■ GIVEN TASK: Write out all of the data without omission, exactly as shown.

■ RECORDS SUPPLIED:

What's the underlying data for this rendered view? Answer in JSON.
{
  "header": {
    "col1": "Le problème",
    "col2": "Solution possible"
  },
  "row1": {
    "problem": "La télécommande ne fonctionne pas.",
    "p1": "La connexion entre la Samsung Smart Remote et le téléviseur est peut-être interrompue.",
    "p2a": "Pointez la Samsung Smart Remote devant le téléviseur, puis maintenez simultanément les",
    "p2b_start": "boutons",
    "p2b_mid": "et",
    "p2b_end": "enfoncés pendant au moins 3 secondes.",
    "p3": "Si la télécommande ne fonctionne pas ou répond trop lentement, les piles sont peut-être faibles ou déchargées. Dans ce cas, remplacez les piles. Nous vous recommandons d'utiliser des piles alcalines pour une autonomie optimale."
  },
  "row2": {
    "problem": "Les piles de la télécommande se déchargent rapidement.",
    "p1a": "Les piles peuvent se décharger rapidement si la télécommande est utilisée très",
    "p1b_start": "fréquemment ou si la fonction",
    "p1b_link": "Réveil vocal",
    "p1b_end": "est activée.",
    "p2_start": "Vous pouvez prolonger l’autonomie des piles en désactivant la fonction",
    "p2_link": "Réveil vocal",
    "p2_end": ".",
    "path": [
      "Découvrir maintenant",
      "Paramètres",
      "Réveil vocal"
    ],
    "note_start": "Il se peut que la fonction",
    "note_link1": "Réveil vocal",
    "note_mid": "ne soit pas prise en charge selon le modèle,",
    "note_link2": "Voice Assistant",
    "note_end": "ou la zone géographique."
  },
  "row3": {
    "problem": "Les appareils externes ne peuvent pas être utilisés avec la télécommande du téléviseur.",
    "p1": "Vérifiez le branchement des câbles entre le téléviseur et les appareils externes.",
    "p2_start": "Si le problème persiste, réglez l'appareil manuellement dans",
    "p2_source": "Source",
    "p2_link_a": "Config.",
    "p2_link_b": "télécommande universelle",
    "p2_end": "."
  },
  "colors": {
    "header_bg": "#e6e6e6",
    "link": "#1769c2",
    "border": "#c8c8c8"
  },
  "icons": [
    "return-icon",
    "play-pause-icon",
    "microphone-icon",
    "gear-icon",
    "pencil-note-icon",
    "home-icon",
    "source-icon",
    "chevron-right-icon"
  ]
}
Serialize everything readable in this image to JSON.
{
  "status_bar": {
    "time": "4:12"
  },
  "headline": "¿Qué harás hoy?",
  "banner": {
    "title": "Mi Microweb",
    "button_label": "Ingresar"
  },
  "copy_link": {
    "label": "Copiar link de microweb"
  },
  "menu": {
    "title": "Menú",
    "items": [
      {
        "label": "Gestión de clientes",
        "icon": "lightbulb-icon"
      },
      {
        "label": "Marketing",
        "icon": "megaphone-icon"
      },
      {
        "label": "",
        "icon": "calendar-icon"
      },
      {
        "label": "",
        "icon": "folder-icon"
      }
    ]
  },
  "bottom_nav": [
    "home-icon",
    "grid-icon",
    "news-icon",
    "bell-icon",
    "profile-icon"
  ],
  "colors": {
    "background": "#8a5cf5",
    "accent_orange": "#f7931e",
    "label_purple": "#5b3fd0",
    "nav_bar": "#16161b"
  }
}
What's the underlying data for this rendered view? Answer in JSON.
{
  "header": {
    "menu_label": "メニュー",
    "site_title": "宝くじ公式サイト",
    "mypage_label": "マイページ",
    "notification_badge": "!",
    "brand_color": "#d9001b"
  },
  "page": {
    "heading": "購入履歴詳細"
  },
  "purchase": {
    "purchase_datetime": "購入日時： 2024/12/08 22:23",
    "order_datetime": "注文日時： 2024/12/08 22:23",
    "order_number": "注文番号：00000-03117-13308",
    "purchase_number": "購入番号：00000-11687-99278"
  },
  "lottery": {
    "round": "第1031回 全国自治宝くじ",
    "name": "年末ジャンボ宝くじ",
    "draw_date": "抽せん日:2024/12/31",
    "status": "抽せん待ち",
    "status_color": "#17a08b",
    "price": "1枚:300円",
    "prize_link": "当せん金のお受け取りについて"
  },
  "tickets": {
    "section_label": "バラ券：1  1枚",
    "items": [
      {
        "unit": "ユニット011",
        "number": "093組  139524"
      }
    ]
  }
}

■ WORKED ANSWER:
What's the underlying data for this rendered view? Answer in JSON.
{
  "header": {
    "col1": "Le problème",
    "col2": "Solution possible"
  },
  "row1": {
    "problem": "La télécommande ne fonctionne pas.",
    "p1": "La connexion entre la Samsung Smart Remote et le téléviseur est peut-être interrompue.",
    "p2a": "Pointez la Samsung Smart Remote devant le téléviseur, puis maintenez simultanément les",
    "p2b_start": "boutons",
    "p2b_mid": "et",
    "p2b_end": "enfoncés pendant au moins 3 secondes.",
    "p3": "Si la télécommande ne fonctionne pas ou répond trop lentement, les piles sont peut-être faibles ou déchargées. Dans ce cas, remplacez les piles. Nous vous recommandons d'utiliser des piles alcalines pour une autonomie optimale."
  },
  "row2": {
    "problem": "Les piles de la télécommande se déchargent rapidement.",
    "p1a": "Les piles peuvent se décharger rapidement si la télécommande est utilisée très",
    "p1b_start": "fréquemment ou si la fonction",
    "p1b_link": "Réveil vocal",
    "p1b_end": "est activée.",
    "p2_start": "Vous pouvez prolonger l’autonomie des piles en désactivant la fonction",
    "p2_link": "Réveil vocal",
    "p2_end": ".",
    "path": [
      "Découvrir maintenant",
      "Paramètres",
      "Réveil vocal"
    ],
    "note_start": "Il se peut que la fonction",
    "note_link1": "Réveil vocal",
    "note_mid": "ne soit pas prise en charge selon le modèle,",
    "note_link2": "Voice Assistant",
    "note_end": "ou la zone géographique."
  },
  "row3": {
    "problem": "Les appareils externes ne peuvent pas être utilisés avec la télécommande du téléviseur.",
    "p1": "Vérifiez le branchement des câbles entre le téléviseur et les appareils externes.",
    "p2_start": "Si le problème persiste, réglez l'appareil manuellement dans",
    "p2_source": "Source",
    "p2_link_a": "Config.",
    "p2_link_b": "télécommande universelle",
    "p2_end": "."
  },
  "colors": {
    "header_bg": "#e6e6e6",
    "link": "#1769c2",
    "border": "#c8c8c8"
  },
  "icons": [
    "return-icon",
    "play-pause-icon",
    "microphone-icon",
    "gear-icon",
    "pencil-note-icon",
    "home-icon",
    "source-icon",
    "chevron-right-icon"
  ]
}
Serialize everything readable in this image to JSON.
{
  "status_bar": {
    "time": "4:12"
  },
  "headline": "¿Qué harás hoy?",
  "banner": {
    "title": "Mi Microweb",
    "button_label": "Ingresar"
  },
  "copy_link": {
    "label": "Copiar link de microweb"
  },
  "menu": {
    "title": "Menú",
    "items": [
      {
        "label": "Gestión de clientes",
        "icon": "lightbulb-icon"
      },
      {
        "label": "Marketing",
        "icon": "megaphone-icon"
      },
      {
        "label": "",
        "icon": "calendar-icon"
      },
      {
        "label": "",
        "icon": "folder-icon"
      }
    ]
  },
  "bottom_nav": [
    "home-icon",
    "grid-icon",
    "news-icon",
    "bell-icon",
    "profile-icon"
  ],
  "colors": {
    "background": "#8a5cf5",
    "accent_orange": "#f7931e",
    "label_purple": "#5b3fd0",
    "nav_bar": "#16161b"
  }
}
What's the underlying data for this rendered view? Answer in JSON.
{
  "header": {
    "menu_label": "メニュー",
    "site_title": "宝くじ公式サイト",
    "mypage_label": "マイページ",
    "notification_badge": "!",
    "brand_color": "#d9001b"
  },
  "page": {
    "heading": "購入履歴詳細"
  },
  "purchase": {
    "purchase_datetime": "購入日時： 2024/12/08 22:23",
    "order_datetime": "注文日時： 2024/12/08 22:23",
    "order_number": "注文番号：00000-03117-13308",
    "purchase_number": "購入番号：00000-11687-99278"
  },
  "lottery": {
    "round": "第1031回 全国自治宝くじ",
    "name": "年末ジャンボ宝くじ",
    "draw_date": "抽せん日:2024/12/31",
    "status": "抽せん待ち",
    "status_color": "#17a08b",
    "price": "1枚:300円",
    "prize_link": "当せん金のお受け取りについて"
  },
  "tickets": {
    "section_label": "バラ券：1  1枚",
    "items": [
      {
        "unit": "ユニット011",
        "number": "093組  139524"
      }
    ]
  }
}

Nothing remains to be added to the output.